Problem requirements
Wherever "Revenue" appears in a line, copy that line.

Given data
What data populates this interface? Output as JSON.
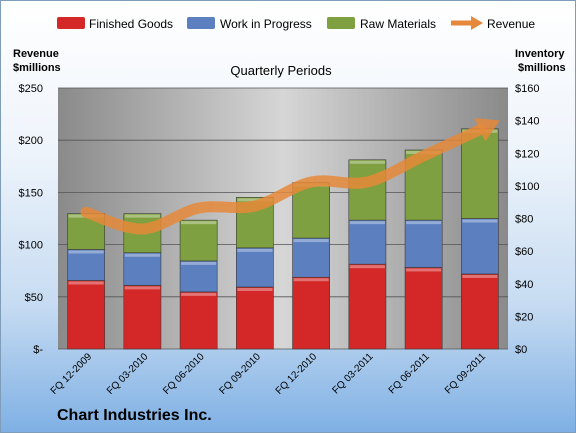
{
  "chart_data": {
    "type": "bar",
    "stacked": true,
    "title": "Quarterly Periods",
    "categories": [
      "FQ 12-2009",
      "FQ 03-2010",
      "FQ 06-2010",
      "FQ 09-2010",
      "FQ 12-2010",
      "FQ 03-2011",
      "FQ 06-2011",
      "FQ 09-2011"
    ],
    "series": [
      {
        "name": "Finished Goods",
        "axis": "right",
        "color": "#d42828",
        "values": [
          42,
          39,
          35,
          38,
          44,
          52,
          50,
          46
        ]
      },
      {
        "name": "Work in Progress",
        "axis": "right",
        "color": "#5b7fbf",
        "values": [
          19,
          20,
          19,
          24,
          24,
          27,
          29,
          34
        ]
      },
      {
        "name": "Raw Materials",
        "axis": "right",
        "color": "#7fa040",
        "values": [
          22,
          24,
          25,
          31,
          34,
          37,
          43,
          55
        ]
      }
    ],
    "line_series": {
      "name": "Revenue",
      "axis": "left",
      "color": "#e6883a",
      "values": [
        131,
        115,
        135,
        137,
        160,
        160,
        185,
        210
      ]
    },
    "ylabel_left": "Revenue\n$millions",
    "ylabel_right": "Inventory\n$millions",
    "left_ticks": [
      "$-",
      "$50",
      "$100",
      "$150",
      "$200",
      "$250"
    ],
    "right_ticks": [
      "$0",
      "$20",
      "$40",
      "$60",
      "$80",
      "$100",
      "$120",
      "$140",
      "$160"
    ],
    "ylim_left": [
      0,
      250
    ],
    "ylim_right": [
      0,
      160
    ],
    "legend_position": "top",
    "grid": true
  },
  "company": "Chart Industries Inc."
}
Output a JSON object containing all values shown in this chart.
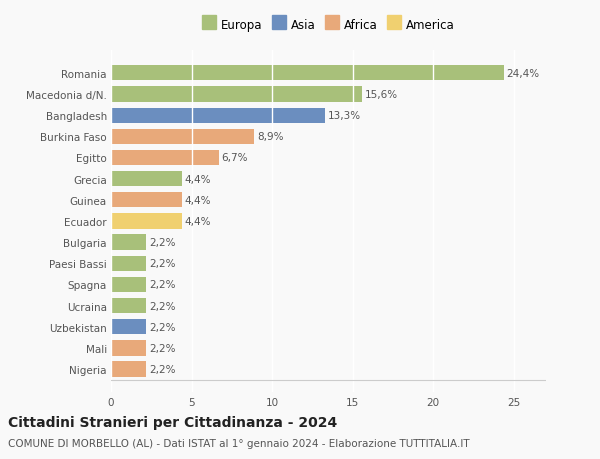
{
  "categories": [
    "Romania",
    "Macedonia d/N.",
    "Bangladesh",
    "Burkina Faso",
    "Egitto",
    "Grecia",
    "Guinea",
    "Ecuador",
    "Bulgaria",
    "Paesi Bassi",
    "Spagna",
    "Ucraina",
    "Uzbekistan",
    "Mali",
    "Nigeria"
  ],
  "values": [
    24.4,
    15.6,
    13.3,
    8.9,
    6.7,
    4.4,
    4.4,
    4.4,
    2.2,
    2.2,
    2.2,
    2.2,
    2.2,
    2.2,
    2.2
  ],
  "labels": [
    "24,4%",
    "15,6%",
    "13,3%",
    "8,9%",
    "6,7%",
    "4,4%",
    "4,4%",
    "4,4%",
    "2,2%",
    "2,2%",
    "2,2%",
    "2,2%",
    "2,2%",
    "2,2%",
    "2,2%"
  ],
  "colors": [
    "#a8c07a",
    "#a8c07a",
    "#6b8ebf",
    "#e8a97a",
    "#e8a97a",
    "#a8c07a",
    "#e8a97a",
    "#f0d070",
    "#a8c07a",
    "#a8c07a",
    "#a8c07a",
    "#a8c07a",
    "#6b8ebf",
    "#e8a97a",
    "#e8a97a"
  ],
  "legend_labels": [
    "Europa",
    "Asia",
    "Africa",
    "America"
  ],
  "legend_colors": [
    "#a8c07a",
    "#6b8ebf",
    "#e8a97a",
    "#f0d070"
  ],
  "xlim": [
    0,
    27
  ],
  "xticks": [
    0,
    5,
    10,
    15,
    20,
    25
  ],
  "title": "Cittadini Stranieri per Cittadinanza - 2024",
  "subtitle": "COMUNE DI MORBELLO (AL) - Dati ISTAT al 1° gennaio 2024 - Elaborazione TUTTITALIA.IT",
  "background_color": "#f9f9f9",
  "bar_height": 0.72,
  "label_fontsize": 7.5,
  "tick_fontsize": 7.5,
  "legend_fontsize": 8.5,
  "title_fontsize": 10,
  "subtitle_fontsize": 7.5
}
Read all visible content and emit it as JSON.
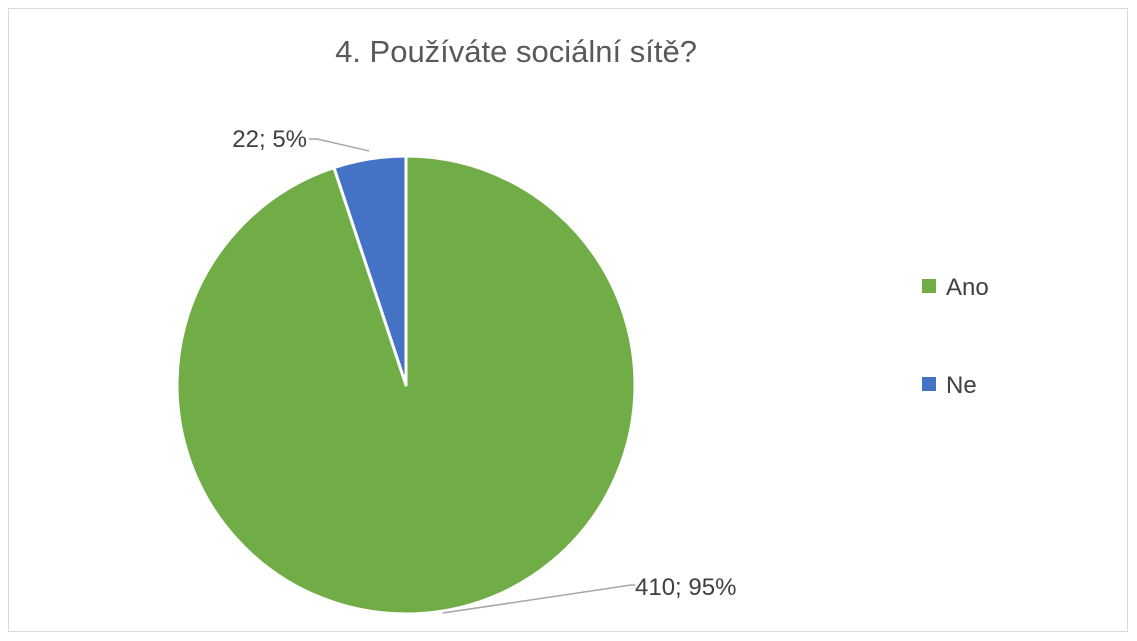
{
  "chart_data": {
    "type": "pie",
    "title": "4. Používáte sociální sítě?",
    "categories": [
      "Ano",
      "Ne"
    ],
    "values": [
      410,
      22
    ],
    "percents": [
      95,
      5
    ],
    "data_labels": [
      "410; 95%",
      "22; 5%"
    ],
    "colors": [
      "#70ad47",
      "#4472c4"
    ],
    "legend_position": "right",
    "start_angle_deg": 0,
    "direction": "counterclockwise"
  }
}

In response
      "name": "Revenue",
    "ylabel_left": "Revenue\n$millions",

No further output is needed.